● Written problem:
In your copy, leave out the pictures; write out all the data exactly.

● Information given:
---
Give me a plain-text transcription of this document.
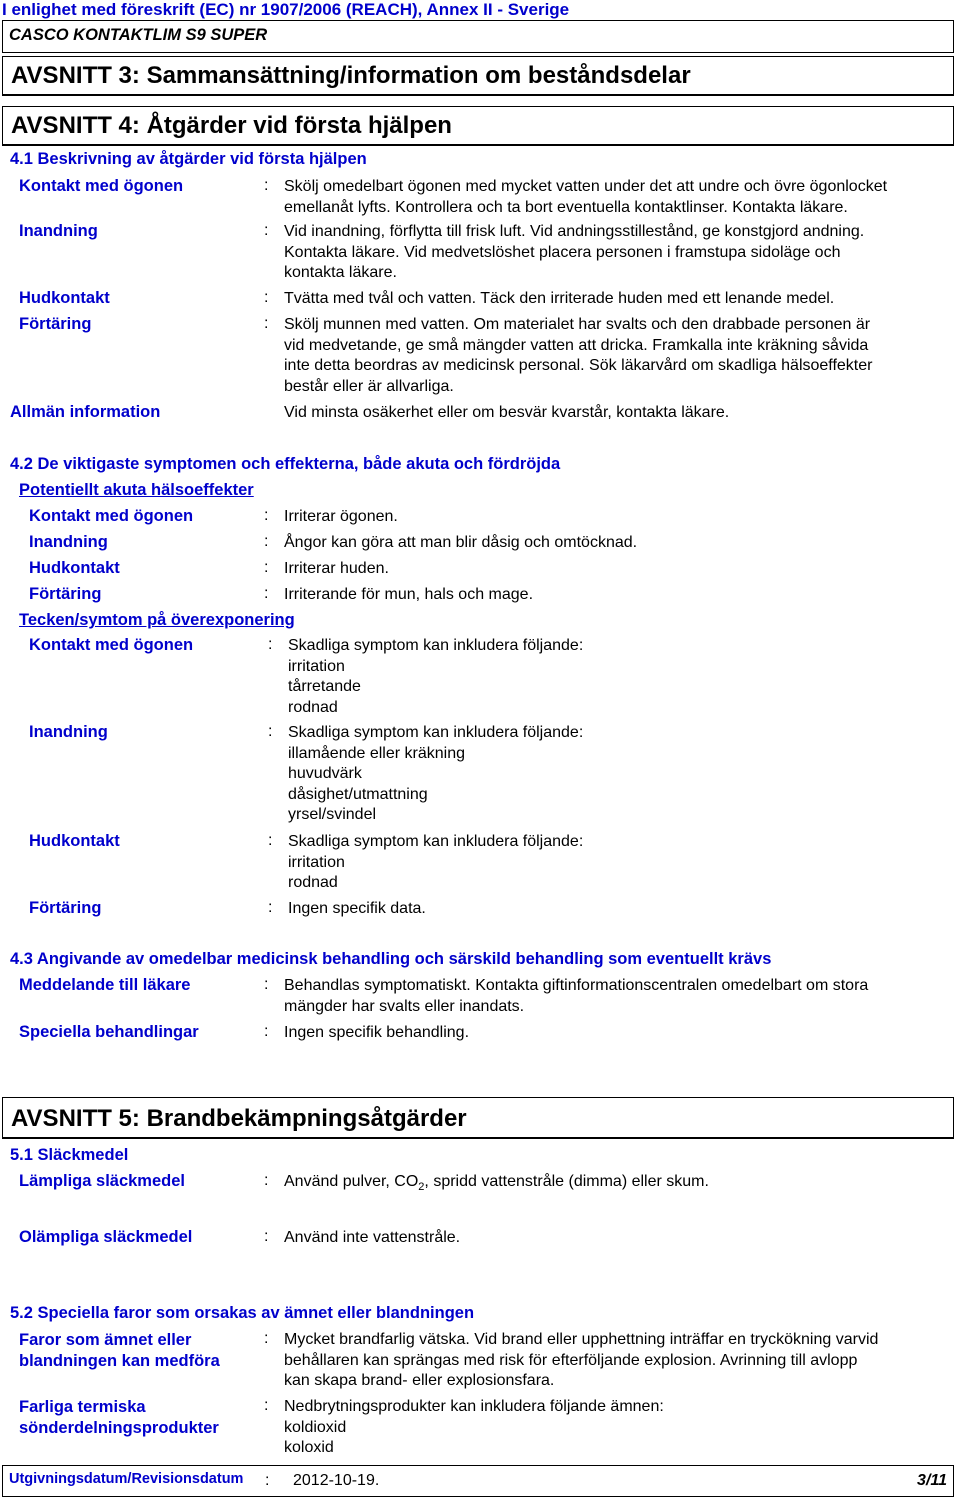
I enlighet med föreskrift (EC) nr 1907/2006 (REACH), Annex II - Sverige
CASCO KONTAKTLIM S9 SUPER
AVSNITT 3: Sammansättning/information om beståndsdelar
AVSNITT 4: Åtgärder vid första hjälpen
4.1 Beskrivning av åtgärder vid första hjälpen
Kontakt med ögonen	: Skölj omedelbart ögonen med mycket vatten under det att undre och övre ögonlocket
emellanåt lyfts. Kontrollera och ta bort eventuella kontaktlinser. Kontakta läkare.
Inandning	: Vid inandning, förflytta till frisk luft. Vid andningsstillestånd, ge konstgjord andning.
Kontakta läkare. Vid medvetslöshet placera personen i framstupa sidoläge och
kontakta läkare.
Hudkontakt	: Tvätta med tvål och vatten. Täck den irriterade huden med ett lenande medel.
Förtäring	: Skölj munnen med vatten. Om materialet har svalts och den drabbade personen är
vid medvetande, ge små mängder vatten att dricka. Framkalla inte kräkning såvida
inte detta beordras av medicinsk personal. Sök läkarvård om skadliga hälsoeffekter
består eller är allvarliga.
Allmän information	Vid minsta osäkerhet eller om besvär kvarstår, kontakta läkare.
4.2 De viktigaste symptomen och effekterna, både akuta och fördröjda
Potentiellt akuta hälsoeffekter
Kontakt med ögonen	: Irriterar ögonen.
Inandning	: Ångor kan göra att man blir dåsig och omtöcknad.
Hudkontakt	: Irriterar huden.
Förtäring	: Irriterande för mun, hals och mage.
Tecken/symtom på överexponering
Kontakt med ögonen	: Skadliga symptom kan inkludera följande:
irritation
tårretande
rodnad
Inandning	: Skadliga symptom kan inkludera följande:
illamående eller kräkning
huvudvärk
dåsighet/utmattning
yrsel/svindel
Hudkontakt	: Skadliga symptom kan inkludera följande:
irritation
rodnad
Förtäring	: Ingen specifik data.
4.3 Angivande av omedelbar medicinsk behandling och särskild behandling som eventuellt krävs
Meddelande till läkare	: Behandlas symptomatiskt. Kontakta giftinformationscentralen omedelbart om stora
mängder har svalts eller inandats.
Speciella behandlingar	: Ingen specifik behandling.
AVSNITT 5: Brandbekämpningsåtgärder
5.1 Släckmedel
Lämpliga släckmedel	: Använd pulver, $CO_2$, spridd vattenstråle (dimma) eller skum.
Olämpliga släckmedel	: Använd inte vattenstråle.
5.2 Speciella faror som orsakas av ämnet eller blandningen
Faror som ämnet eller
blandningen kan medföra
: Mycket brandfarlig vätska. Vid brand eller upphettning inträffar en tryckökning varvid
behållaren kan sprängas med risk för efterföljande explosion. Avrinning till avlopp
kan skapa brand- eller explosionsfara.
Farliga termiska
sönderdelningsprodukter
: Nedbrytningsprodukter kan inkludera följande ämnen:
koldioxid
koloxid
Utgivningsdatum/Revisionsdatum : 2012-10-19.	3/11
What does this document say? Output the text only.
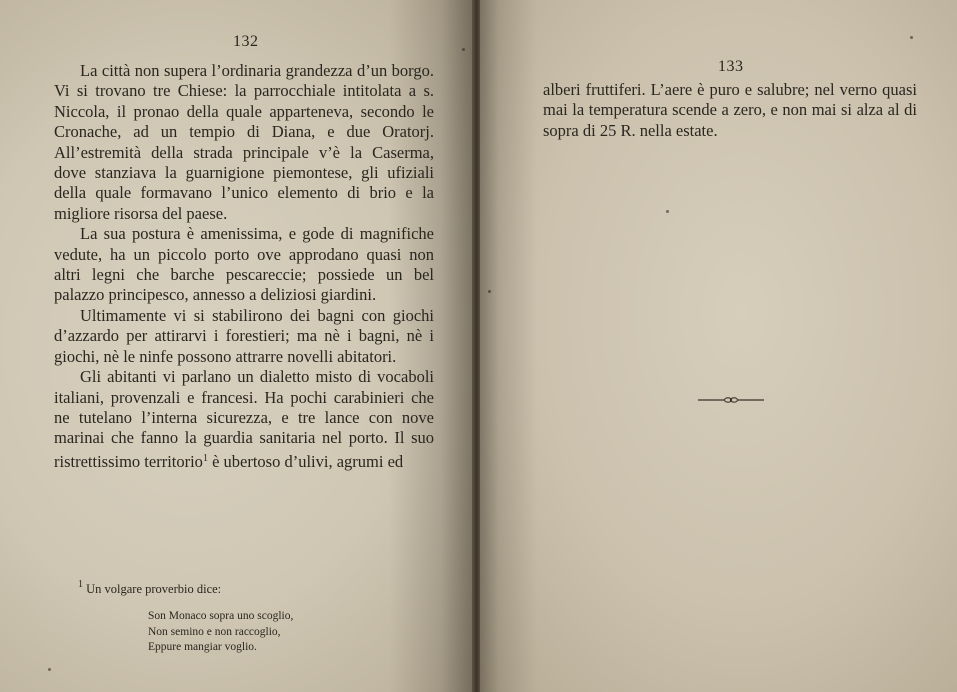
132

La città non supera l’ordinaria grandezza d’un borgo. Vi si trovano tre Chiese: la parrocchiale intitolata a s. Niccola, il pronao della quale apparteneva, secondo le Cronache, ad un tempio di Diana, e due Oratorj. All’estremità della strada principale v’è la Caserma, dove stanziava la guarnigione piemontese, gli ufiziali della quale formavano l’unico elemento di brio e la migliore risorsa del paese.

La sua postura è amenissima, e gode di magnifiche vedute, ha un piccolo porto ove approdano quasi non altri legni che barche pescareccie; possiede un bel palazzo principesco, annesso a deliziosi giardini.

Ultimamente vi si stabilirono dei bagni con giochi d’azzardo per attirarvi i forestieri; ma nè i bagni, nè i giochi, nè le ninfe possono attrarre novelli abitatori.

Gli abitanti vi parlano un dialetto misto di vocaboli italiani, provenzali e francesi. Ha pochi carabinieri che ne tutelano l’interna sicurezza, e tre lance con nove marinai che fanno la guardia sanitaria nel porto. Il suo ristrettissimo territorio$^1$ è ubertoso d’ulivi, agrumi ed

$^1$ Un volgare proverbio dice:

Son Monaco sopra uno scoglio,
Non semino e non raccoglio,
Eppure mangiar voglio.
133

alberi fruttiferi. L’aere è puro e salubre; nel verno quasi mai la temperatura scende a zero, e non mai si alza al di sopra di 25 R. nella estate.
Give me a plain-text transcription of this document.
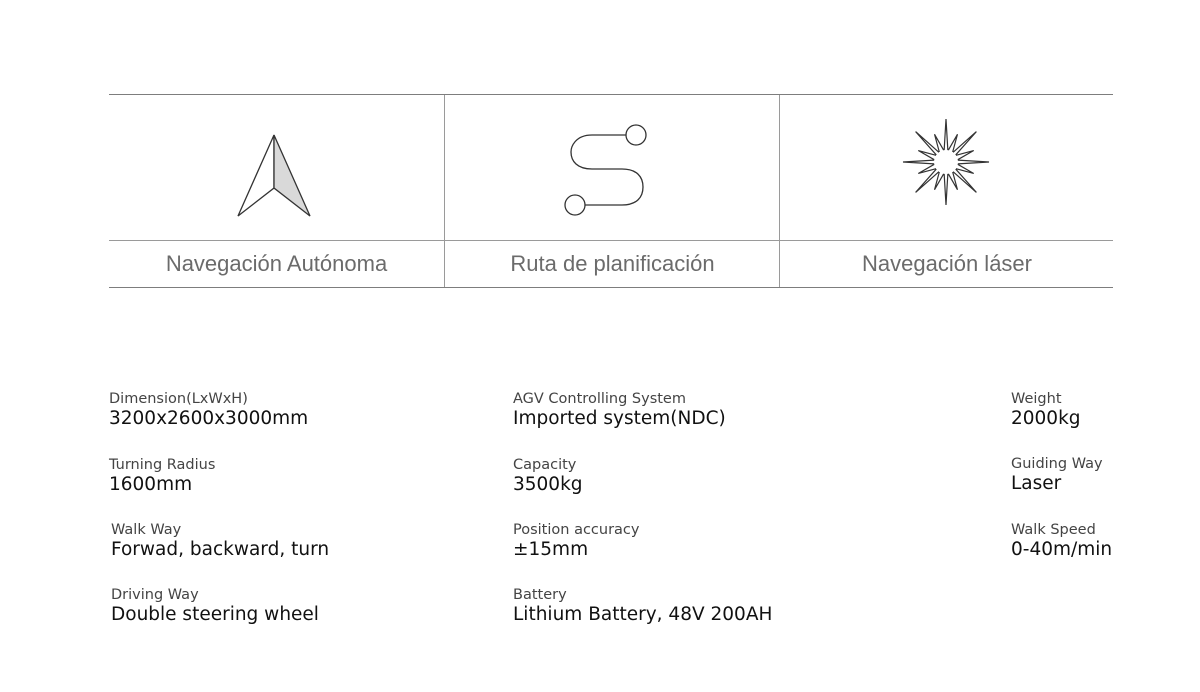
Navegación Autónoma	Ruta de planificación	Navegación láser
Dimension(LxWxH)
3200x2600x3000mm
Turning Radius
1600mm
Walk Way
Forwad, backward, turn
Driving Way
Double steering wheel
AGV Controlling System
Imported system(NDC)
Capacity
3500kg
Position accuracy
±15mm
Battery
Lithium Battery, 48V 200AH
Weight
2000kg
Guiding Way
Laser
Walk Speed
0-40m/min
---
● Answer to the exercise:
Give me a plain-text transcription of this document.
I enlighet med föreskrift (EC) nr 1907/2006 (REACH), Annex II - Sverige
CASCO KONTAKTLIM S9 SUPER
AVSNITT 3: Sammansättning/information om beståndsdelar
AVSNITT 4: Åtgärder vid första hjälpen
4.1 Beskrivning av åtgärder vid första hjälpen
Kontakt med ögonen	: Skölj omedelbart ögonen med mycket vatten under det att undre och övre ögonlocket
emellanåt lyfts. Kontrollera och ta bort eventuella kontaktlinser. Kontakta läkare.
Inandning	: Vid inandning, förflytta till frisk luft. Vid andningsstillestånd, ge konstgjord andning.
Kontakta läkare. Vid medvetslöshet placera personen i framstupa sidoläge och
kontakta läkare.
Hudkontakt	: Tvätta med tvål och vatten. Täck den irriterade huden med ett lenande medel.
Förtäring	: Skölj munnen med vatten. Om materialet har svalts och den drabbade personen är
vid medvetande, ge små mängder vatten att dricka. Framkalla inte kräkning såvida
inte detta beordras av medicinsk personal. Sök läkarvård om skadliga hälsoeffekter
består eller är allvarliga.
Allmän information	Vid minsta osäkerhet eller om besvär kvarstår, kontakta läkare.
4.2 De viktigaste symptomen och effekterna, både akuta och fördröjda
Potentiellt akuta hälsoeffekter
Kontakt med ögonen	: Irriterar ögonen.
Inandning	: Ångor kan göra att man blir dåsig och omtöcknad.
Hudkontakt	: Irriterar huden.
Förtäring	: Irriterande för mun, hals och mage.
Tecken/symtom på överexponering
Kontakt med ögonen	: Skadliga symptom kan inkludera följande:
irritation
tårretande
rodnad
Inandning	: Skadliga symptom kan inkludera följande:
illamående eller kräkning
huvudvärk
dåsighet/utmattning
yrsel/svindel
Hudkontakt	: Skadliga symptom kan inkludera följande:
irritation
rodnad
Förtäring	: Ingen specifik data.
4.3 Angivande av omedelbar medicinsk behandling och särskild behandling som eventuellt krävs
Meddelande till läkare	: Behandlas symptomatiskt. Kontakta giftinformationscentralen omedelbart om stora
mängder har svalts eller inandats.
Speciella behandlingar	: Ingen specifik behandling.
AVSNITT 5: Brandbekämpningsåtgärder
5.1 Släckmedel
Lämpliga släckmedel	: Använd pulver, $CO_2$, spridd vattenstråle (dimma) eller skum.
Olämpliga släckmedel	: Använd inte vattenstråle.
5.2 Speciella faror som orsakas av ämnet eller blandningen
Faror som ämnet eller
blandningen kan medföra
: Mycket brandfarlig vätska. Vid brand eller upphettning inträffar en tryckökning varvid
behållaren kan sprängas med risk för efterföljande explosion. Avrinning till avlopp
kan skapa brand- eller explosionsfara.
Farliga termiska
sönderdelningsprodukter
: Nedbrytningsprodukter kan inkludera följande ämnen:
koldioxid
koloxid
Utgivningsdatum/Revisionsdatum : 2012-10-19.	3/11
What does this document say? Output the text only.
132

La città non supera l’ordinaria grandezza d’un borgo. Vi si trovano tre Chiese: la parrocchiale intitolata a s. Niccola, il pronao della quale apparteneva, secondo le Cronache, ad un tempio di Diana, e due Oratorj. All’estremità della strada principale v’è la Caserma, dove stanziava la guarnigione piemontese, gli ufiziali della quale formavano l’unico elemento di brio e la migliore risorsa del paese.

La sua postura è amenissima, e gode di magnifiche vedute, ha un piccolo porto ove approdano quasi non altri legni che barche pescareccie; possiede un bel palazzo principesco, annesso a deliziosi giardini.

Ultimamente vi si stabilirono dei bagni con giochi d’azzardo per attirarvi i forestieri; ma nè i bagni, nè i giochi, nè le ninfe possono attrarre novelli abitatori.

Gli abitanti vi parlano un dialetto misto di vocaboli italiani, provenzali e francesi. Ha pochi carabinieri che ne tutelano l’interna sicurezza, e tre lance con nove marinai che fanno la guardia sanitaria nel porto. Il suo ristrettissimo territorio$^1$ è ubertoso d’ulivi, agrumi ed

$^1$ Un volgare proverbio dice:

Son Monaco sopra uno scoglio,
Non semino e non raccoglio,
Eppure mangiar voglio.
133

alberi fruttiferi. L’aere è puro e salubre; nel verno quasi mai la temperatura scende a zero, e non mai si alza al di sopra di 25 R. nella estate.
Give me a plain-text transcription of this document.
Navegación Autónoma	Ruta de planificación	Navegación láser
Dimension(LxWxH)
3200x2600x3000mm
Turning Radius
1600mm
Walk Way
Forwad, backward, turn
Driving Way
Double steering wheel
AGV Controlling System
Imported system(NDC)
Capacity
3500kg
Position accuracy
±15mm
Battery
Lithium Battery, 48V 200AH
Weight
2000kg
Guiding Way
Laser
Walk Speed
0-40m/min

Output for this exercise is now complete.